#### [The request]
Copy, from the entries below, each line where the word "ПОЛИТИКА" can be found.

## START Supplied records

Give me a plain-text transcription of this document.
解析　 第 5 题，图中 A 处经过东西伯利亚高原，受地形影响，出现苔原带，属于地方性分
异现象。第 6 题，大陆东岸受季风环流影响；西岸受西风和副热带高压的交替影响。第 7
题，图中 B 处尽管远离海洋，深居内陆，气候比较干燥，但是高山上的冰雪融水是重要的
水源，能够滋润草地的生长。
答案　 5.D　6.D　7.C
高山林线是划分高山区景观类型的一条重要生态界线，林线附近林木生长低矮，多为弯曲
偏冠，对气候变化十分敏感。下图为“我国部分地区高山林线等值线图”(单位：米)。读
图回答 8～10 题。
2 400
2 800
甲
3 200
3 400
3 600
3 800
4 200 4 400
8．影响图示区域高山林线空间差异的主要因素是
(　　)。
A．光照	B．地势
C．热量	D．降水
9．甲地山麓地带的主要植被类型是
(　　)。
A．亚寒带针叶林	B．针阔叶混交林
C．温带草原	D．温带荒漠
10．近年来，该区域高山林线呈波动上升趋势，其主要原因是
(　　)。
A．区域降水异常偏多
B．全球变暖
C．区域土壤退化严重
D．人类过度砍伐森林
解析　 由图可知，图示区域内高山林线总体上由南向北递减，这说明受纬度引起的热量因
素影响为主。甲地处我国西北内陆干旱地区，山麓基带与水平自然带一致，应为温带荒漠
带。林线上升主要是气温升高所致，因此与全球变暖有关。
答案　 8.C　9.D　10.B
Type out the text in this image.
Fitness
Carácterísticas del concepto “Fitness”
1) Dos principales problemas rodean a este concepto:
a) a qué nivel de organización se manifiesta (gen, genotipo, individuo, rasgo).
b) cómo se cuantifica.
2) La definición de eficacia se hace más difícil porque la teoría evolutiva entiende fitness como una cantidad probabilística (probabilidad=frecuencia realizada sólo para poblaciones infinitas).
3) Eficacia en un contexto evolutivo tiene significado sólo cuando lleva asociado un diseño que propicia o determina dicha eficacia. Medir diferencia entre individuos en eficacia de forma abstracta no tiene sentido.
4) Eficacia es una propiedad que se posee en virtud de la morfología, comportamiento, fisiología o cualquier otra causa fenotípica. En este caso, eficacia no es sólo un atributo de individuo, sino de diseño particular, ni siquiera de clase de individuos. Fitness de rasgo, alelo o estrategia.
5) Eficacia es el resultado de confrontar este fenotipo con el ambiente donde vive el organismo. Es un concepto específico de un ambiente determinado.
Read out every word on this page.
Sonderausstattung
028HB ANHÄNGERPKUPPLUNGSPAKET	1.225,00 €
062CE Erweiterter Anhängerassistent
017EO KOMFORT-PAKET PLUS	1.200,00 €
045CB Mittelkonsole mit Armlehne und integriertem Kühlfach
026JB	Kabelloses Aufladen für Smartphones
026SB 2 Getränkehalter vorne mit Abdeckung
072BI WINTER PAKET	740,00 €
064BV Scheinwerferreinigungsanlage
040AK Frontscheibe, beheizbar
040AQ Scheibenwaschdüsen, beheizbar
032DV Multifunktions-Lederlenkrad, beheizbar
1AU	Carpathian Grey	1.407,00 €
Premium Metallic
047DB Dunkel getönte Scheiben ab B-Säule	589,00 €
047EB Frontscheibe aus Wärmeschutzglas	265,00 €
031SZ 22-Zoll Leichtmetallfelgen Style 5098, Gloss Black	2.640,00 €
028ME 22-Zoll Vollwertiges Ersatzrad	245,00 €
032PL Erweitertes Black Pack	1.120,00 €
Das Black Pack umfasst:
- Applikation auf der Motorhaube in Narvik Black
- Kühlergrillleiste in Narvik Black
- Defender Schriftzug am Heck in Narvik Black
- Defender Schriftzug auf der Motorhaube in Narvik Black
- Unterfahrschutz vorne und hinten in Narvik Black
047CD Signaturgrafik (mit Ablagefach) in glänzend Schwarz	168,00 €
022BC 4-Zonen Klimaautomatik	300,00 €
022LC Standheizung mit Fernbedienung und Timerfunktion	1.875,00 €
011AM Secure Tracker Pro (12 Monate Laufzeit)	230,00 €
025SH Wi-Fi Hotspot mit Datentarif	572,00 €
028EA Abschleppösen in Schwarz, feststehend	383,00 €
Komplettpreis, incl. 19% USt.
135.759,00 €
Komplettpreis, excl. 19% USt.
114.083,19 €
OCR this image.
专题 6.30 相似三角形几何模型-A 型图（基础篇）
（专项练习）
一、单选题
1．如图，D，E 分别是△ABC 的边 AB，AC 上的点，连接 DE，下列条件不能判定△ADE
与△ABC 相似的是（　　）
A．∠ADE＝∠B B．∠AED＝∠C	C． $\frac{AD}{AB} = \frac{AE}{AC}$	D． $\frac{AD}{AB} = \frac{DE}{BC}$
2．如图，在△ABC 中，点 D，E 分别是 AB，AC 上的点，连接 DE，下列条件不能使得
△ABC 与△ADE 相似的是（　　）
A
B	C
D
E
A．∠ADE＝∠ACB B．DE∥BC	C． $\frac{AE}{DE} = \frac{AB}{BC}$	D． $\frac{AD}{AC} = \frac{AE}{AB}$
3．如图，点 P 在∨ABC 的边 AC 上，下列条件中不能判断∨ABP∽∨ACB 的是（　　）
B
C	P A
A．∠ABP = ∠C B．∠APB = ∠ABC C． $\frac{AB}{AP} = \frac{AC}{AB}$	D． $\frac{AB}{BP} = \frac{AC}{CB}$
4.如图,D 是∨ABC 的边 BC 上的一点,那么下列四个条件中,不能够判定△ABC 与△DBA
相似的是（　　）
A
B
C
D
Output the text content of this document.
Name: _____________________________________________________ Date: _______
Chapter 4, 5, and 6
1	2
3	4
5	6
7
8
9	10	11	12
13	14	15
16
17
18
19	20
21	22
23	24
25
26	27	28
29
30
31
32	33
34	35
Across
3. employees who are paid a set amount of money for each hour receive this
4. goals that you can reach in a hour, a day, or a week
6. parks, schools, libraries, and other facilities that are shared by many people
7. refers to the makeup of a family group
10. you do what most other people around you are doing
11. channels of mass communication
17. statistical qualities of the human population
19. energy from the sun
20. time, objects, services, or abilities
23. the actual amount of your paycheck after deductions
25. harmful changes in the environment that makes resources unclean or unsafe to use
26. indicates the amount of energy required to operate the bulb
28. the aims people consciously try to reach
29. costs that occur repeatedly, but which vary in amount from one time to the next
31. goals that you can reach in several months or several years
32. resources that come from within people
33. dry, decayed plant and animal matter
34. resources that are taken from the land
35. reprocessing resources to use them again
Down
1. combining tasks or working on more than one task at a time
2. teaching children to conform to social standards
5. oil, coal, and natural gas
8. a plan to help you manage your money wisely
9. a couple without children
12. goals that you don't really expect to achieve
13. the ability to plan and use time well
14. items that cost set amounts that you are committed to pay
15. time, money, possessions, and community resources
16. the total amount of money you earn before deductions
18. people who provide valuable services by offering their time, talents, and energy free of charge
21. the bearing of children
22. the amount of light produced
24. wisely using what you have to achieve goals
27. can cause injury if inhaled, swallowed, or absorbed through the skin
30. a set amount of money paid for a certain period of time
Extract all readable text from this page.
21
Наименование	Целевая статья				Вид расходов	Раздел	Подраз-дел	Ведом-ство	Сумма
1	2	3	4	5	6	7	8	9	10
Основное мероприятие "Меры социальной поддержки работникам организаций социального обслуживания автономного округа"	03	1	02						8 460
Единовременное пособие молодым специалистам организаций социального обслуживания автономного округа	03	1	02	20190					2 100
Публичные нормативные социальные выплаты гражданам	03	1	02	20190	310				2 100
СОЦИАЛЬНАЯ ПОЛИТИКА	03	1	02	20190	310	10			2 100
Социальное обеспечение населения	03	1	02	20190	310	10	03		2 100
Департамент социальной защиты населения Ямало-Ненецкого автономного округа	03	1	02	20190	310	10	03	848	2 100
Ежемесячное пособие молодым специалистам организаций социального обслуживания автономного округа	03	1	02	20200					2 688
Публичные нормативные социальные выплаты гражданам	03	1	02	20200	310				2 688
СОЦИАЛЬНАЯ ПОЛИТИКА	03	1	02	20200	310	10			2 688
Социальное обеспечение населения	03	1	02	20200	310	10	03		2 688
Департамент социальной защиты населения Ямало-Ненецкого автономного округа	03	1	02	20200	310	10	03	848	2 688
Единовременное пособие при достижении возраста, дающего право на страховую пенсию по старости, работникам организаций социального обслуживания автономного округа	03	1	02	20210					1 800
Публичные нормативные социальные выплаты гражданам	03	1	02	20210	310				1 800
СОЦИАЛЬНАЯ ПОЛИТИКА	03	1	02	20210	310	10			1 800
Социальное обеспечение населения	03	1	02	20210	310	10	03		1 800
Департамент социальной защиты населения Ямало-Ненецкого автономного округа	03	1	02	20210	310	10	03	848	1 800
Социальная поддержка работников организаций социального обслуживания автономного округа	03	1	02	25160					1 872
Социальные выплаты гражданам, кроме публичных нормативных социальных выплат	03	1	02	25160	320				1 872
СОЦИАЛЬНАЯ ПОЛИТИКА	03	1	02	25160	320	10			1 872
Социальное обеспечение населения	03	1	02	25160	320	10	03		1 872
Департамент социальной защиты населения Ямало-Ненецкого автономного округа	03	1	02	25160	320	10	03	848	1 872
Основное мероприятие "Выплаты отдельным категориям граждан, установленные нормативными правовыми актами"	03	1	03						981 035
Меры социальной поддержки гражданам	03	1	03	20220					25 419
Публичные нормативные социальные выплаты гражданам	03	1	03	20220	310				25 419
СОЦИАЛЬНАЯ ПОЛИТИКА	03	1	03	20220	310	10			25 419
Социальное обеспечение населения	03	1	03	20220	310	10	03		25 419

## END Supplied records

#### [Result of the task]
СОЦИАЛЬНАЯ ПОЛИТИКА	03	1	02	20190	310	10			2 100
СОЦИАЛЬНАЯ ПОЛИТИКА	03	1	02	20200	310	10			2 688
СОЦИАЛЬНАЯ ПОЛИТИКА	03	1	02	20210	310	10			1 800
СОЦИАЛЬНАЯ ПОЛИТИКА	03	1	02	25160	320	10			1 872
СОЦИАЛЬНАЯ ПОЛИТИКА	03	1	03	20220	310	10			25 419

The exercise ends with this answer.